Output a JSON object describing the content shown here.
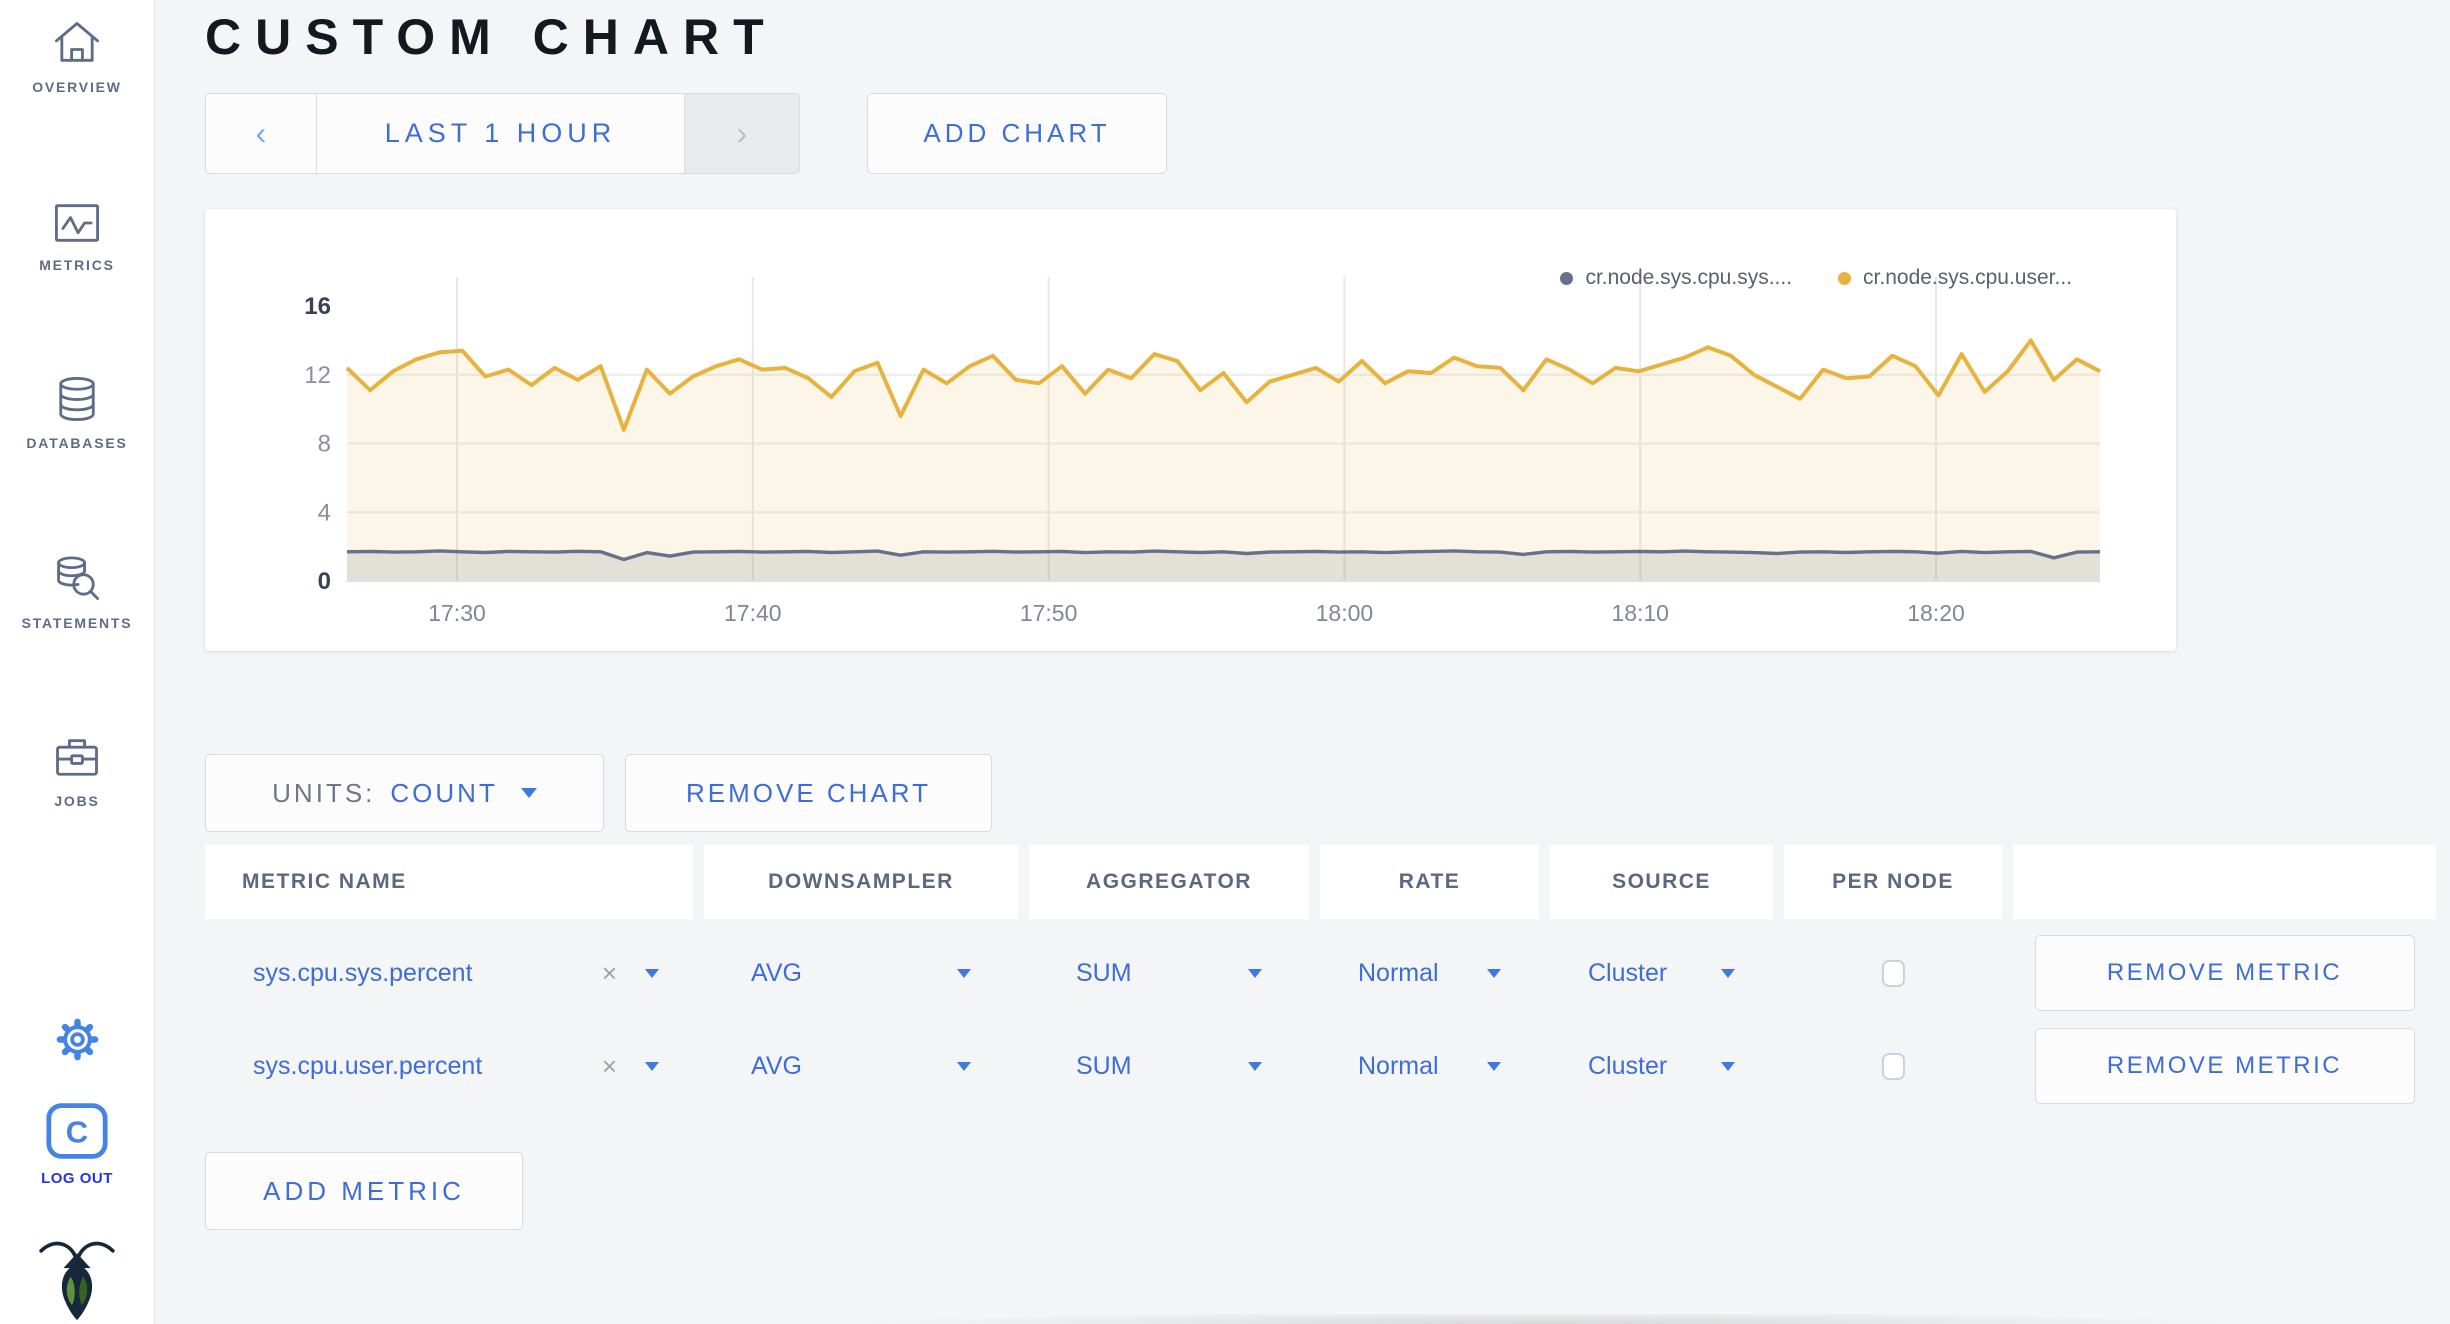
{
  "header": {
    "title": "CUSTOM CHART"
  },
  "sidebar": {
    "items": [
      {
        "label": "OVERVIEW",
        "icon": "home-icon"
      },
      {
        "label": "METRICS",
        "icon": "metrics-icon"
      },
      {
        "label": "DATABASES",
        "icon": "database-icon"
      },
      {
        "label": "STATEMENTS",
        "icon": "statements-icon"
      },
      {
        "label": "JOBS",
        "icon": "jobs-icon"
      }
    ],
    "gear_icon": "gear-icon",
    "logout": {
      "label": "LOG OUT",
      "icon": "cockroach-c-icon"
    },
    "logo_icon": "cockroach-bug-icon"
  },
  "time_selector": {
    "prev": "‹",
    "label": "LAST 1 HOUR",
    "next": "›"
  },
  "add_chart_label": "ADD CHART",
  "units": {
    "label": "UNITS:",
    "value": "COUNT"
  },
  "remove_chart_label": "REMOVE CHART",
  "chart_data": {
    "type": "area",
    "title": "",
    "x_ticks": [
      "17:30",
      "17:40",
      "17:50",
      "18:00",
      "18:10",
      "18:20"
    ],
    "y_ticks": [
      0,
      4,
      8,
      12,
      16
    ],
    "ylim": [
      0,
      16
    ],
    "x_range": [
      "17:26",
      "18:26"
    ],
    "grid": true,
    "legend_position": "top-right",
    "series": [
      {
        "name": "cr.node.sys.cpu.sys....",
        "color": "#66708A",
        "fill": "rgba(102,112,138,0.16)",
        "values": [
          1.7,
          1.72,
          1.68,
          1.7,
          1.75,
          1.7,
          1.66,
          1.72,
          1.7,
          1.68,
          1.73,
          1.7,
          1.25,
          1.65,
          1.45,
          1.68,
          1.7,
          1.72,
          1.68,
          1.7,
          1.72,
          1.66,
          1.7,
          1.74,
          1.5,
          1.7,
          1.68,
          1.7,
          1.73,
          1.68,
          1.7,
          1.72,
          1.65,
          1.7,
          1.68,
          1.74,
          1.7,
          1.66,
          1.7,
          1.6,
          1.68,
          1.7,
          1.72,
          1.68,
          1.7,
          1.65,
          1.7,
          1.72,
          1.75,
          1.7,
          1.68,
          1.55,
          1.7,
          1.72,
          1.68,
          1.7,
          1.72,
          1.7,
          1.74,
          1.7,
          1.68,
          1.65,
          1.6,
          1.68,
          1.7,
          1.66,
          1.7,
          1.72,
          1.7,
          1.62,
          1.72,
          1.65,
          1.7,
          1.72,
          1.35,
          1.68,
          1.7
        ]
      },
      {
        "name": "cr.node.sys.cpu.user...",
        "color": "#E7B33E",
        "fill": "rgba(231,179,62,0.12)",
        "values": [
          12.4,
          11.1,
          12.2,
          12.9,
          13.3,
          13.4,
          11.9,
          12.3,
          11.4,
          12.4,
          11.7,
          12.5,
          8.8,
          12.3,
          10.9,
          11.9,
          12.5,
          12.9,
          12.3,
          12.4,
          11.8,
          10.7,
          12.2,
          12.7,
          9.6,
          12.3,
          11.5,
          12.5,
          13.1,
          11.7,
          11.5,
          12.5,
          10.9,
          12.3,
          11.8,
          13.2,
          12.8,
          11.1,
          12.1,
          10.4,
          11.6,
          12.0,
          12.4,
          11.6,
          12.8,
          11.5,
          12.2,
          12.1,
          13.0,
          12.5,
          12.4,
          11.1,
          12.9,
          12.3,
          11.5,
          12.4,
          12.2,
          12.6,
          13.0,
          13.6,
          13.1,
          12.0,
          11.3,
          10.6,
          12.3,
          11.8,
          11.9,
          13.1,
          12.5,
          10.8,
          13.2,
          11.0,
          12.2,
          14.0,
          11.7,
          12.9,
          12.2
        ]
      }
    ]
  },
  "metrics_table": {
    "columns": [
      "METRIC NAME",
      "DOWNSAMPLER",
      "AGGREGATOR",
      "RATE",
      "SOURCE",
      "PER NODE",
      ""
    ],
    "clear_glyph": "×",
    "rows": [
      {
        "metric": "sys.cpu.sys.percent",
        "downsampler": "AVG",
        "aggregator": "SUM",
        "rate": "Normal",
        "source": "Cluster",
        "per_node": false,
        "remove_label": "REMOVE METRIC"
      },
      {
        "metric": "sys.cpu.user.percent",
        "downsampler": "AVG",
        "aggregator": "SUM",
        "rate": "Normal",
        "source": "Cluster",
        "per_node": false,
        "remove_label": "REMOVE METRIC"
      }
    ]
  },
  "add_metric_label": "ADD METRIC",
  "colors": {
    "accent_blue": "#3E6DD8",
    "icon_slate": "#5F6C87",
    "icon_blue": "#4484E4",
    "logout_blue": "#2633E2",
    "series_sys": "#66708A",
    "series_user": "#E7B33E"
  }
}
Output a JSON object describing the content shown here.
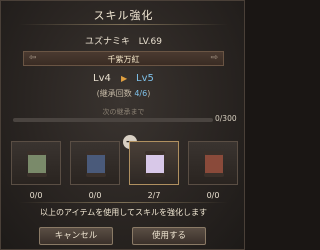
{
  "dialog": {
    "title": "スキル強化"
  },
  "character": {
    "name": "ユズナミキ",
    "level": "LV.69"
  },
  "skill": {
    "name": "千紫万紅"
  },
  "levels": {
    "current": "Lv4",
    "next": "Lv5"
  },
  "inherit": {
    "label": "(継承回数 ",
    "count": "4/6",
    "close": ")"
  },
  "progress": {
    "label": "次の継承まで",
    "value": "0/300",
    "fraction": 0.0
  },
  "items": [
    {
      "qty": "0/0",
      "color": "#7a8a6a",
      "selected": false
    },
    {
      "qty": "0/0",
      "color": "#4a5a7a",
      "selected": false
    },
    {
      "qty": "2/7",
      "color": "#d8c8e8",
      "selected": true
    },
    {
      "qty": "0/0",
      "color": "#8a4a3a",
      "selected": false
    }
  ],
  "description": "以上のアイテムを使用してスキルを強化します",
  "buttons": {
    "cancel": "キャンセル",
    "use": "使用する"
  }
}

→ Short problem: Without including any picture, repeat the data exactly.

→ The answer:
Output a JSON object describing the content shown here.
{
  "header": {
    "title": "CUSTOM CHART"
  },
  "sidebar": {
    "items": [
      {
        "label": "OVERVIEW",
        "icon": "home-icon"
      },
      {
        "label": "METRICS",
        "icon": "metrics-icon"
      },
      {
        "label": "DATABASES",
        "icon": "database-icon"
      },
      {
        "label": "STATEMENTS",
        "icon": "statements-icon"
      },
      {
        "label": "JOBS",
        "icon": "jobs-icon"
      }
    ],
    "gear_icon": "gear-icon",
    "logout": {
      "label": "LOG OUT",
      "icon": "cockroach-c-icon"
    },
    "logo_icon": "cockroach-bug-icon"
  },
  "time_selector": {
    "prev": "‹",
    "label": "LAST 1 HOUR",
    "next": "›"
  },
  "add_chart_label": "ADD CHART",
  "units": {
    "label": "UNITS:",
    "value": "COUNT"
  },
  "remove_chart_label": "REMOVE CHART",
  "chart_data": {
    "type": "area",
    "title": "",
    "x_ticks": [
      "17:30",
      "17:40",
      "17:50",
      "18:00",
      "18:10",
      "18:20"
    ],
    "y_ticks": [
      0,
      4,
      8,
      12,
      16
    ],
    "ylim": [
      0,
      16
    ],
    "x_range": [
      "17:26",
      "18:26"
    ],
    "grid": true,
    "legend_position": "top-right",
    "series": [
      {
        "name": "cr.node.sys.cpu.sys....",
        "color": "#66708A",
        "fill": "rgba(102,112,138,0.16)",
        "values": [
          1.7,
          1.72,
          1.68,
          1.7,
          1.75,
          1.7,
          1.66,
          1.72,
          1.7,
          1.68,
          1.73,
          1.7,
          1.25,
          1.65,
          1.45,
          1.68,
          1.7,
          1.72,
          1.68,
          1.7,
          1.72,
          1.66,
          1.7,
          1.74,
          1.5,
          1.7,
          1.68,
          1.7,
          1.73,
          1.68,
          1.7,
          1.72,
          1.65,
          1.7,
          1.68,
          1.74,
          1.7,
          1.66,
          1.7,
          1.6,
          1.68,
          1.7,
          1.72,
          1.68,
          1.7,
          1.65,
          1.7,
          1.72,
          1.75,
          1.7,
          1.68,
          1.55,
          1.7,
          1.72,
          1.68,
          1.7,
          1.72,
          1.7,
          1.74,
          1.7,
          1.68,
          1.65,
          1.6,
          1.68,
          1.7,
          1.66,
          1.7,
          1.72,
          1.7,
          1.62,
          1.72,
          1.65,
          1.7,
          1.72,
          1.35,
          1.68,
          1.7
        ]
      },
      {
        "name": "cr.node.sys.cpu.user...",
        "color": "#E7B33E",
        "fill": "rgba(231,179,62,0.12)",
        "values": [
          12.4,
          11.1,
          12.2,
          12.9,
          13.3,
          13.4,
          11.9,
          12.3,
          11.4,
          12.4,
          11.7,
          12.5,
          8.8,
          12.3,
          10.9,
          11.9,
          12.5,
          12.9,
          12.3,
          12.4,
          11.8,
          10.7,
          12.2,
          12.7,
          9.6,
          12.3,
          11.5,
          12.5,
          13.1,
          11.7,
          11.5,
          12.5,
          10.9,
          12.3,
          11.8,
          13.2,
          12.8,
          11.1,
          12.1,
          10.4,
          11.6,
          12.0,
          12.4,
          11.6,
          12.8,
          11.5,
          12.2,
          12.1,
          13.0,
          12.5,
          12.4,
          11.1,
          12.9,
          12.3,
          11.5,
          12.4,
          12.2,
          12.6,
          13.0,
          13.6,
          13.1,
          12.0,
          11.3,
          10.6,
          12.3,
          11.8,
          11.9,
          13.1,
          12.5,
          10.8,
          13.2,
          11.0,
          12.2,
          14.0,
          11.7,
          12.9,
          12.2
        ]
      }
    ]
  },
  "metrics_table": {
    "columns": [
      "METRIC NAME",
      "DOWNSAMPLER",
      "AGGREGATOR",
      "RATE",
      "SOURCE",
      "PER NODE",
      ""
    ],
    "clear_glyph": "×",
    "rows": [
      {
        "metric": "sys.cpu.sys.percent",
        "downsampler": "AVG",
        "aggregator": "SUM",
        "rate": "Normal",
        "source": "Cluster",
        "per_node": false,
        "remove_label": "REMOVE METRIC"
      },
      {
        "metric": "sys.cpu.user.percent",
        "downsampler": "AVG",
        "aggregator": "SUM",
        "rate": "Normal",
        "source": "Cluster",
        "per_node": false,
        "remove_label": "REMOVE METRIC"
      }
    ]
  },
  "add_metric_label": "ADD METRIC",
  "colors": {
    "accent_blue": "#3E6DD8",
    "icon_slate": "#5F6C87",
    "icon_blue": "#4484E4",
    "logout_blue": "#2633E2",
    "series_sys": "#66708A",
    "series_user": "#E7B33E"
  }
}
Output a JSON object describing the content shown here.
{
  "dialog": {
    "title": "スキル強化"
  },
  "character": {
    "name": "ユズナミキ",
    "level": "LV.69"
  },
  "skill": {
    "name": "千紫万紅"
  },
  "levels": {
    "current": "Lv4",
    "next": "Lv5"
  },
  "inherit": {
    "label": "(継承回数 ",
    "count": "4/6",
    "close": ")"
  },
  "progress": {
    "label": "次の継承まで",
    "value": "0/300",
    "fraction": 0.0
  },
  "items": [
    {
      "qty": "0/0",
      "color": "#7a8a6a",
      "selected": false
    },
    {
      "qty": "0/0",
      "color": "#4a5a7a",
      "selected": false
    },
    {
      "qty": "2/7",
      "color": "#d8c8e8",
      "selected": true
    },
    {
      "qty": "0/0",
      "color": "#8a4a3a",
      "selected": false
    }
  ],
  "description": "以上のアイテムを使用してスキルを強化します",
  "buttons": {
    "cancel": "キャンセル",
    "use": "使用する"
  }
}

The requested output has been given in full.